◆ Aim of the task
Using the listing below, please gather every line containing the word "guide".

◆ Data shown
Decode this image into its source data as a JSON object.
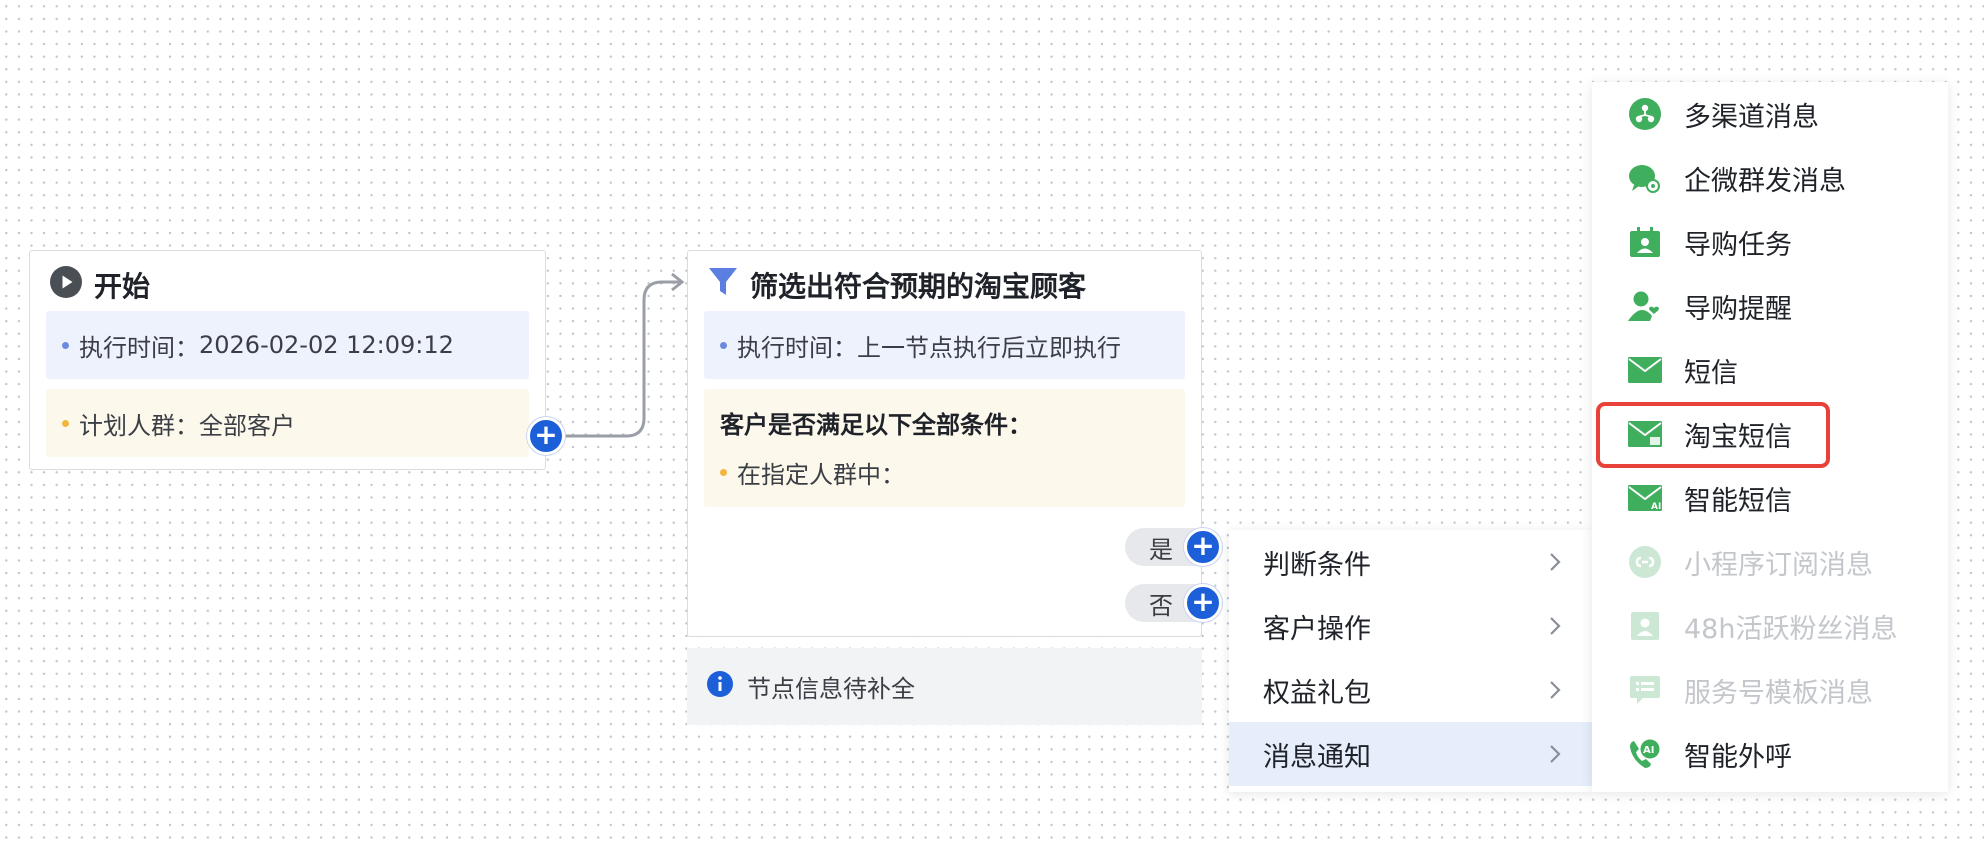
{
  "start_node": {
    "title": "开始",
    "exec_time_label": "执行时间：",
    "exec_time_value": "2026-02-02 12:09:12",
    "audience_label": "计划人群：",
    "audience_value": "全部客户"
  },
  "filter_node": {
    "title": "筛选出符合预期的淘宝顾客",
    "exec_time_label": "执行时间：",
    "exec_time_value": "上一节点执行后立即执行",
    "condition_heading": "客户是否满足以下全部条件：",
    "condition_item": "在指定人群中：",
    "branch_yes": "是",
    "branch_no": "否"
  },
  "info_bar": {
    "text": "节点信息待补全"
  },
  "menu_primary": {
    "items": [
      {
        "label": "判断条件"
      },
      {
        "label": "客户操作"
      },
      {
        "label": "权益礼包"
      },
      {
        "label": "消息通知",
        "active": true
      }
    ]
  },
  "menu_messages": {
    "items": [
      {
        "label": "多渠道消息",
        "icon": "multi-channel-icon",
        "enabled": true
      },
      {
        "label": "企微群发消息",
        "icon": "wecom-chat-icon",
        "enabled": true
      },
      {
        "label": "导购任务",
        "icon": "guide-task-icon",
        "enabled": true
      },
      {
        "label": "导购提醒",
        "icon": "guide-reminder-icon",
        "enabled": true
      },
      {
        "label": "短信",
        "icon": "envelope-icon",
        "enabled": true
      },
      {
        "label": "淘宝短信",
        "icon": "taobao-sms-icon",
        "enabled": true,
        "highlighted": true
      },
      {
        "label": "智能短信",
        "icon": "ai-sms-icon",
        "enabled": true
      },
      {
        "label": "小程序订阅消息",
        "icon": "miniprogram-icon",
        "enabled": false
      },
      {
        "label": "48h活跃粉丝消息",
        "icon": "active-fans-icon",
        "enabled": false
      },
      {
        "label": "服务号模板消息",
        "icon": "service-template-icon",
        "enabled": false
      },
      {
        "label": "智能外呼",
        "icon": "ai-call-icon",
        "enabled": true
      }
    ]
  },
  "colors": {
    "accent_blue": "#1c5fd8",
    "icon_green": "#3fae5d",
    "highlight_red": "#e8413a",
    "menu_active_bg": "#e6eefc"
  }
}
==
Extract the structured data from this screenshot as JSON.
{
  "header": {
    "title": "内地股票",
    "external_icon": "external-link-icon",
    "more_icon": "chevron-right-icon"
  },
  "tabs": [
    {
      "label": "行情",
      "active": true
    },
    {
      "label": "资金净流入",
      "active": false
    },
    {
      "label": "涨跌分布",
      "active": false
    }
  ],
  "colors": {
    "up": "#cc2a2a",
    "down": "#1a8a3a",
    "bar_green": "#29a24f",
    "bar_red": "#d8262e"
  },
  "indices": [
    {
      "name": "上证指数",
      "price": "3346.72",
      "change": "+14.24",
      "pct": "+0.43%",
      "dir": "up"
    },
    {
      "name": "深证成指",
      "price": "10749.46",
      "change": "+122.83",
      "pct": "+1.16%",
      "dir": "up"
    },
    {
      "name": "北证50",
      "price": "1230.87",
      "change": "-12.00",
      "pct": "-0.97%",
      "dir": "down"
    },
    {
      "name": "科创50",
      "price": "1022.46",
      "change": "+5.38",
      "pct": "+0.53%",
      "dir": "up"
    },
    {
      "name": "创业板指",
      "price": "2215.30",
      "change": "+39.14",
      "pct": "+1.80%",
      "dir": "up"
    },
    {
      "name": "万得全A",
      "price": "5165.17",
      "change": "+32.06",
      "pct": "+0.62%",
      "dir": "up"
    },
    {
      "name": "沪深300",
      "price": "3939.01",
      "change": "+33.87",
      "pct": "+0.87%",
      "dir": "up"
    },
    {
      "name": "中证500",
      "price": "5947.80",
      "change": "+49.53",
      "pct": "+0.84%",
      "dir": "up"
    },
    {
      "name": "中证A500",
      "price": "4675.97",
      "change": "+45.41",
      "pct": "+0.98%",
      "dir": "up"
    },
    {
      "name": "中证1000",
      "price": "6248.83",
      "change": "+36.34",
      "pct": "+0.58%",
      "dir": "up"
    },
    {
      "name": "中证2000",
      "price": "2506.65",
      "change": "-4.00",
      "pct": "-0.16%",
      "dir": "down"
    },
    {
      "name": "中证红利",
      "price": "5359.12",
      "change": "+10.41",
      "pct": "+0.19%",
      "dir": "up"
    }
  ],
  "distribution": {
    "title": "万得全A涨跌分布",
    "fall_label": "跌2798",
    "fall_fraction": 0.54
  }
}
---
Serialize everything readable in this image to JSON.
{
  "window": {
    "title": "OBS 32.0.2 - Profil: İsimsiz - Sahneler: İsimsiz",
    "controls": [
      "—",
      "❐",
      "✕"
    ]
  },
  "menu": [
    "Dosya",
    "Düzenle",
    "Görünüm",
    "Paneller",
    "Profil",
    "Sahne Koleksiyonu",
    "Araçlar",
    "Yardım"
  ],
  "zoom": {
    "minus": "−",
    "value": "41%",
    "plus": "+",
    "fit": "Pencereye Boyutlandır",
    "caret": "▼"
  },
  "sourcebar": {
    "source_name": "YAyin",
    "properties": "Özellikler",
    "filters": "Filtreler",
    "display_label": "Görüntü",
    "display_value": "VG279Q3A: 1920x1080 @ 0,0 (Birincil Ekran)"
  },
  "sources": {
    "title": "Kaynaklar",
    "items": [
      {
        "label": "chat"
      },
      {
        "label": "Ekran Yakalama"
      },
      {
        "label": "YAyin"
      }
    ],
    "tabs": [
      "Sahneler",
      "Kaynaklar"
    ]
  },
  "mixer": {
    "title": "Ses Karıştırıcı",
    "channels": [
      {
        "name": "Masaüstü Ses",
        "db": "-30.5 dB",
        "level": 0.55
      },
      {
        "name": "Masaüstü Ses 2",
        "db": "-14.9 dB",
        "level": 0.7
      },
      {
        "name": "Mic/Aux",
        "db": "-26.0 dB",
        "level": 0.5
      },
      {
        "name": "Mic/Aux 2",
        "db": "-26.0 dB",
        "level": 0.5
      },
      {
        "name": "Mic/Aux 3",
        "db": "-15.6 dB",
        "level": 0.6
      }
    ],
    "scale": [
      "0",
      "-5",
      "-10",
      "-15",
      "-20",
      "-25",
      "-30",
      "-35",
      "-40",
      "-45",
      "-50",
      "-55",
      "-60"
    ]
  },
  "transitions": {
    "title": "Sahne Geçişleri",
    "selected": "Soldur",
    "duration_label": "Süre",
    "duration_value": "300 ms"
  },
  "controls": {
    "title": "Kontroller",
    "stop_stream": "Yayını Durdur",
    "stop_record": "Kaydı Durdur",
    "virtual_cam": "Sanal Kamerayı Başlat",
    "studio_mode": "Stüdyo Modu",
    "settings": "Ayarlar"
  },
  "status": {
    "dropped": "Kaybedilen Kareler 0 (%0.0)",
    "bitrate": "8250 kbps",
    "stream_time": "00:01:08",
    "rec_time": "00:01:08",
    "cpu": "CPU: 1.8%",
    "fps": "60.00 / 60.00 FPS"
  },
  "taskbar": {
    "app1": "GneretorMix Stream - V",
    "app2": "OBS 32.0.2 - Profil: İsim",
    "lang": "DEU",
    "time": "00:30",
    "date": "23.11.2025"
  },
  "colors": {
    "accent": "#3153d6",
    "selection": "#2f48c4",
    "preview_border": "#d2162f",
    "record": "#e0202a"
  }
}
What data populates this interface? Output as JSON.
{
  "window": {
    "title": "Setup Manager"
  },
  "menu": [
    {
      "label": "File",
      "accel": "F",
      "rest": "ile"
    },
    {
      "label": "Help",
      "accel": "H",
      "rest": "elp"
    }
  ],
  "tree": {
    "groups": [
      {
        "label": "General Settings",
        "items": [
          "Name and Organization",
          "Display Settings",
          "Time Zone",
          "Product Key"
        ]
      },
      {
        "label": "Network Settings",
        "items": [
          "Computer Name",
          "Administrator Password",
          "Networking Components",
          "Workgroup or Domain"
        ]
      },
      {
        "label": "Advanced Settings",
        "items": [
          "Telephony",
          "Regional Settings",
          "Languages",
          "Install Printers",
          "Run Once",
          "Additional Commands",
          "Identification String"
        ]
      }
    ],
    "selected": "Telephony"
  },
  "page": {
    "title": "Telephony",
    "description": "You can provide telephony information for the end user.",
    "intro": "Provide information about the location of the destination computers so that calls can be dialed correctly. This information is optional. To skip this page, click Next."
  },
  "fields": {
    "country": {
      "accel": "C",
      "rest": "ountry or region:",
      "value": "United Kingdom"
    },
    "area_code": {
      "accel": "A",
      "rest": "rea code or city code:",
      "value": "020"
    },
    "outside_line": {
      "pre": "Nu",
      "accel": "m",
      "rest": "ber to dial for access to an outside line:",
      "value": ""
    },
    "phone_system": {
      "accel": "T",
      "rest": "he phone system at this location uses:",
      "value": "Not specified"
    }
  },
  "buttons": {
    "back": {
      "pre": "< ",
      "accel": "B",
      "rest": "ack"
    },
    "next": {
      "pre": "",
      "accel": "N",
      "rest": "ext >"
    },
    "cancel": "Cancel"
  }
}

◆ Response below
        "icon": "guide-task-icon",
        "icon": "guide-reminder-icon",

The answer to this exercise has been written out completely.